• WHAT NEEDS TO BE DONE
Assemble all lines in which the string "Changes" appears.

***

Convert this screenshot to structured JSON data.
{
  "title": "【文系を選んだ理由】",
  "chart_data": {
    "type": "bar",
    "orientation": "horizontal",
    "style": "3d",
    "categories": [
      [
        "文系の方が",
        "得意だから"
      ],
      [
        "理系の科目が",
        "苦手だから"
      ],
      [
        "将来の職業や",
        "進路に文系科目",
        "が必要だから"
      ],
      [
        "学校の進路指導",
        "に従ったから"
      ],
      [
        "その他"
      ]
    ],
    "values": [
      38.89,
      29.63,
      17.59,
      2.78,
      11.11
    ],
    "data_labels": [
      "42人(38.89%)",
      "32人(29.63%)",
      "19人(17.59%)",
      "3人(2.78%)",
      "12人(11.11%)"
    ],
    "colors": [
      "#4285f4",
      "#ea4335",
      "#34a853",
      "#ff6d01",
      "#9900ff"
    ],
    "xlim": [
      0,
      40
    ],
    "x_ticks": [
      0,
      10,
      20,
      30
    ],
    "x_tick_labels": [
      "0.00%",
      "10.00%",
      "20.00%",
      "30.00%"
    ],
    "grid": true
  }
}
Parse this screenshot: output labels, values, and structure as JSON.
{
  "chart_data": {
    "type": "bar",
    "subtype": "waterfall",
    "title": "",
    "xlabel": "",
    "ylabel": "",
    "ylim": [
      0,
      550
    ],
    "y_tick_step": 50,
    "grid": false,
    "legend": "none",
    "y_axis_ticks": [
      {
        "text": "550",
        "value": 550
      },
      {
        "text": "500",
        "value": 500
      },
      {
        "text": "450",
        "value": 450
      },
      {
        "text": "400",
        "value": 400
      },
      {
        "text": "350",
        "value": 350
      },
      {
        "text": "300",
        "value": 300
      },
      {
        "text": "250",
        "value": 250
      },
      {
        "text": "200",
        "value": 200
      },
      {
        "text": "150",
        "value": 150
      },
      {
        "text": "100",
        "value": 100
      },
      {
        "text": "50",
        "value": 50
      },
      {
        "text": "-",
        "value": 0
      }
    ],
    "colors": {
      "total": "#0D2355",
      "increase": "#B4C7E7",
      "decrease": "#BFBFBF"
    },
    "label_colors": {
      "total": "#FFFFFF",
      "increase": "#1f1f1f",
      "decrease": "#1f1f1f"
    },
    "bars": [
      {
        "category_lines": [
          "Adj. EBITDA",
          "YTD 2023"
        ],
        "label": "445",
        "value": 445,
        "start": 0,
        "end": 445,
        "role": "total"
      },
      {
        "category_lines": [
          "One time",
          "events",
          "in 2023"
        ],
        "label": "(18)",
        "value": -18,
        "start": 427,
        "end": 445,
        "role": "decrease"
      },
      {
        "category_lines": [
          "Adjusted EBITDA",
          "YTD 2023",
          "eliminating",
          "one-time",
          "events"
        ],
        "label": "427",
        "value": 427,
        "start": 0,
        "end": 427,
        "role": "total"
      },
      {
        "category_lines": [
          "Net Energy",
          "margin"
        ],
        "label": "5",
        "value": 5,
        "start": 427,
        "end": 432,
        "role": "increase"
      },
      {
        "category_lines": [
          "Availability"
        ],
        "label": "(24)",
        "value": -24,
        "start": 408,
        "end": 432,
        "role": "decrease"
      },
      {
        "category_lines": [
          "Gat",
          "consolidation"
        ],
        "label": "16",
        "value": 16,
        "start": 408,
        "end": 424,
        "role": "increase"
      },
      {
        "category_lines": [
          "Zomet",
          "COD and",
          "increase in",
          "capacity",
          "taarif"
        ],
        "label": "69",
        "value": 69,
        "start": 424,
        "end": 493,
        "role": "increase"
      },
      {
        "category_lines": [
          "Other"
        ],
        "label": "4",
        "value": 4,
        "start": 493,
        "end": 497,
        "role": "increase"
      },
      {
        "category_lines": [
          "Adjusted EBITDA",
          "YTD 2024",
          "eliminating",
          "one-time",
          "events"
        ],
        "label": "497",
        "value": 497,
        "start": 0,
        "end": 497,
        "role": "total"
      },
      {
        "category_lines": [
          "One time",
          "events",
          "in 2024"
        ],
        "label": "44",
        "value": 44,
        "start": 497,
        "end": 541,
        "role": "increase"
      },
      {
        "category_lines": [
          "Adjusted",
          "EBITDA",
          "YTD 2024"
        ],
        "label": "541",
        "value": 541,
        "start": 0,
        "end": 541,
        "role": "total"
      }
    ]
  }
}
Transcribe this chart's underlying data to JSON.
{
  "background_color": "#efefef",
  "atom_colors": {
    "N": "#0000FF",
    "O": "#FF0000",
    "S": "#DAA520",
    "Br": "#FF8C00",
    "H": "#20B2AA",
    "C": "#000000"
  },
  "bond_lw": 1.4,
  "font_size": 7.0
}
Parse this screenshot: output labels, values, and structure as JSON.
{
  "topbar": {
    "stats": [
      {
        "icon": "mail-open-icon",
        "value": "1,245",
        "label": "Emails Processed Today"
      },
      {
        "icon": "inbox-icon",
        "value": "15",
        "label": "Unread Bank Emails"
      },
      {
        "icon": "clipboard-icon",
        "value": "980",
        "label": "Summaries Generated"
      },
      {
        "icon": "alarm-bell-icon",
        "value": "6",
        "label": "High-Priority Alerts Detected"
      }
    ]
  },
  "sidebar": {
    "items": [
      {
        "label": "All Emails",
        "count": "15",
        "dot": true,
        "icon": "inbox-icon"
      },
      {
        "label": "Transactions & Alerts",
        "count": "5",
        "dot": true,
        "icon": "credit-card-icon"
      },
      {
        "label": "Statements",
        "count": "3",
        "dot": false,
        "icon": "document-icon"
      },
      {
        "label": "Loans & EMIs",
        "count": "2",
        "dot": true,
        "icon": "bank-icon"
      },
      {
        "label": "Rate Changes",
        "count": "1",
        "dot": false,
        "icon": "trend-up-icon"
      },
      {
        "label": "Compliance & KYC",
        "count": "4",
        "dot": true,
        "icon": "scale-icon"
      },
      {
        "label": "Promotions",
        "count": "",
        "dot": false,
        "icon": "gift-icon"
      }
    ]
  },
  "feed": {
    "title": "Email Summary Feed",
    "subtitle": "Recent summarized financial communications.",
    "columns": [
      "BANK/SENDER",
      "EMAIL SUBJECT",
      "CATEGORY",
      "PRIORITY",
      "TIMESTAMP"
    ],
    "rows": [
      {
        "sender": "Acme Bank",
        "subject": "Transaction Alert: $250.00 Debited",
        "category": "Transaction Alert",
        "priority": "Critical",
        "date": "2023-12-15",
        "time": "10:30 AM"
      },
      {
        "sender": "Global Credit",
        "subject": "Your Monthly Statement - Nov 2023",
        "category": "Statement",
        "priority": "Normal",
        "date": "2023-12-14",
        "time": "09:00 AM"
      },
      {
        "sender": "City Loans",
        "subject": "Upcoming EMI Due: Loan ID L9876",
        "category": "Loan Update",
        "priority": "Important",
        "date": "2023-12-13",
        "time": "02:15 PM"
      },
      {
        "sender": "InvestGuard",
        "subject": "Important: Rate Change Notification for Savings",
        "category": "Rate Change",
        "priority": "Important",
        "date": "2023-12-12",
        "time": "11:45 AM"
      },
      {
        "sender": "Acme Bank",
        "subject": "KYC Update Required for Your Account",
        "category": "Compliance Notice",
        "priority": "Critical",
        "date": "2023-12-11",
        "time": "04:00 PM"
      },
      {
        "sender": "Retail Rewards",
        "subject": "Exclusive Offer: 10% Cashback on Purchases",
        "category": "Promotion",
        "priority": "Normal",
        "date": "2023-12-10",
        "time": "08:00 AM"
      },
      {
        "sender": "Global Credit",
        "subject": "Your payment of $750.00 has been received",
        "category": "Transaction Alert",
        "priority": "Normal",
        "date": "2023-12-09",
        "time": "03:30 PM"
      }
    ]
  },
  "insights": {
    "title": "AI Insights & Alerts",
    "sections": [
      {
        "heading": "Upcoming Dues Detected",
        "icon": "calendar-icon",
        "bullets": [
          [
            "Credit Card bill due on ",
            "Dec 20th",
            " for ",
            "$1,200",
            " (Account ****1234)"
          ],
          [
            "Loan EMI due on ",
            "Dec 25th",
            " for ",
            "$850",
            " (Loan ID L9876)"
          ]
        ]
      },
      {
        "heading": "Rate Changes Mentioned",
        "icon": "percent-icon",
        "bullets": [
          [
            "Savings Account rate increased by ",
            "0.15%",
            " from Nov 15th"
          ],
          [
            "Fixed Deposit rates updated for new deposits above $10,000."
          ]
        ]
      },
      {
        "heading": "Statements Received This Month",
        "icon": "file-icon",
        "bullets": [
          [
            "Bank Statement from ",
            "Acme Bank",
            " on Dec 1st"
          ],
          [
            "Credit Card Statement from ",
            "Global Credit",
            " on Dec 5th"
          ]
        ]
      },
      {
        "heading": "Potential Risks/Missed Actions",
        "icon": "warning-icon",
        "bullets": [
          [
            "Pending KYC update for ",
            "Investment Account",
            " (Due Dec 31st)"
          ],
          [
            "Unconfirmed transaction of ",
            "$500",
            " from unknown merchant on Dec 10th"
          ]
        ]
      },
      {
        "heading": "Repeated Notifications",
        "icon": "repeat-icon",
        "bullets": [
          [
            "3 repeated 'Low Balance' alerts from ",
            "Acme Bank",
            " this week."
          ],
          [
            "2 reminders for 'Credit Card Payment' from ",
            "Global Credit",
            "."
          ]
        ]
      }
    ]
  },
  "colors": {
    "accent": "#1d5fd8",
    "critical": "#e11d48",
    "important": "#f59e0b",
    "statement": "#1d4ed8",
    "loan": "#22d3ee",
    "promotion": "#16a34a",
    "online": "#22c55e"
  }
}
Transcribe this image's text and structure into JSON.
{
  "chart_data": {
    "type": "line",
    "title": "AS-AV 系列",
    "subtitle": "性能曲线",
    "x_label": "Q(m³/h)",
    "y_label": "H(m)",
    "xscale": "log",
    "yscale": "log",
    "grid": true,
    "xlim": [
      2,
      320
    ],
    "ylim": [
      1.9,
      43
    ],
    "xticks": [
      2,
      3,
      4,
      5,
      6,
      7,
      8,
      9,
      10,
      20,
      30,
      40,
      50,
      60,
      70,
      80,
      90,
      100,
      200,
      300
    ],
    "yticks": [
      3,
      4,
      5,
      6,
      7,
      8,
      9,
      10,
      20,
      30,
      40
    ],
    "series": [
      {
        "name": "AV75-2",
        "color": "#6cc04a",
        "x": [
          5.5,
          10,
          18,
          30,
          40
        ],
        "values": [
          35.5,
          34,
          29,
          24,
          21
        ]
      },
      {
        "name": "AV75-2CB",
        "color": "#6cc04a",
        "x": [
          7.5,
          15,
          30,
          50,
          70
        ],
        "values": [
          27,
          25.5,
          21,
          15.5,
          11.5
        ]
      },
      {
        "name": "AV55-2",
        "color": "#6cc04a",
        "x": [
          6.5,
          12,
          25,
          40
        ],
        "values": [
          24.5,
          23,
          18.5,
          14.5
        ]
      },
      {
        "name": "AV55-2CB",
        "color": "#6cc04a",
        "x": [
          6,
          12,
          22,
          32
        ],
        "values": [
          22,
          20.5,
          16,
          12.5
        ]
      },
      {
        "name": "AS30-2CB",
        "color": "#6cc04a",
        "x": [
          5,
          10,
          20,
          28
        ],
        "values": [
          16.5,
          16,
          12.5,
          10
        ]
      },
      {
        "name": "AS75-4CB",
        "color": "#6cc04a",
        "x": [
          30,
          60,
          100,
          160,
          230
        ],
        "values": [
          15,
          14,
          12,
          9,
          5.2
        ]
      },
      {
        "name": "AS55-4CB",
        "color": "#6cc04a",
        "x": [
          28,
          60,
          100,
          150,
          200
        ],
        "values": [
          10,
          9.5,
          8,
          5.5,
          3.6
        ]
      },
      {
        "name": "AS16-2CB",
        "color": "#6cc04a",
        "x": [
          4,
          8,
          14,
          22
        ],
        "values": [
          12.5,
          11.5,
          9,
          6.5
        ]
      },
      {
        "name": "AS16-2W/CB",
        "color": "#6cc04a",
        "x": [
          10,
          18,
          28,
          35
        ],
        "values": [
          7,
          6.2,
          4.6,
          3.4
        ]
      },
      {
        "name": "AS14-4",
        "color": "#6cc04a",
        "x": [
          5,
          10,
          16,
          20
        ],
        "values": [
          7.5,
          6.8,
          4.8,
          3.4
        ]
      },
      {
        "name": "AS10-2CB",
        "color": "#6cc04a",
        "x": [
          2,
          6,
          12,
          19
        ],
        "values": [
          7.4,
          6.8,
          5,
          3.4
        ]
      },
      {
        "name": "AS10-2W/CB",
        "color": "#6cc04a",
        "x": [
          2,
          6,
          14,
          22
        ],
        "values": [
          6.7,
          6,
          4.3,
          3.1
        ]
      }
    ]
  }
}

***

• RESULT BELOW
        "label": "Rate Changes",
        "heading": "Rate Changes Mentioned",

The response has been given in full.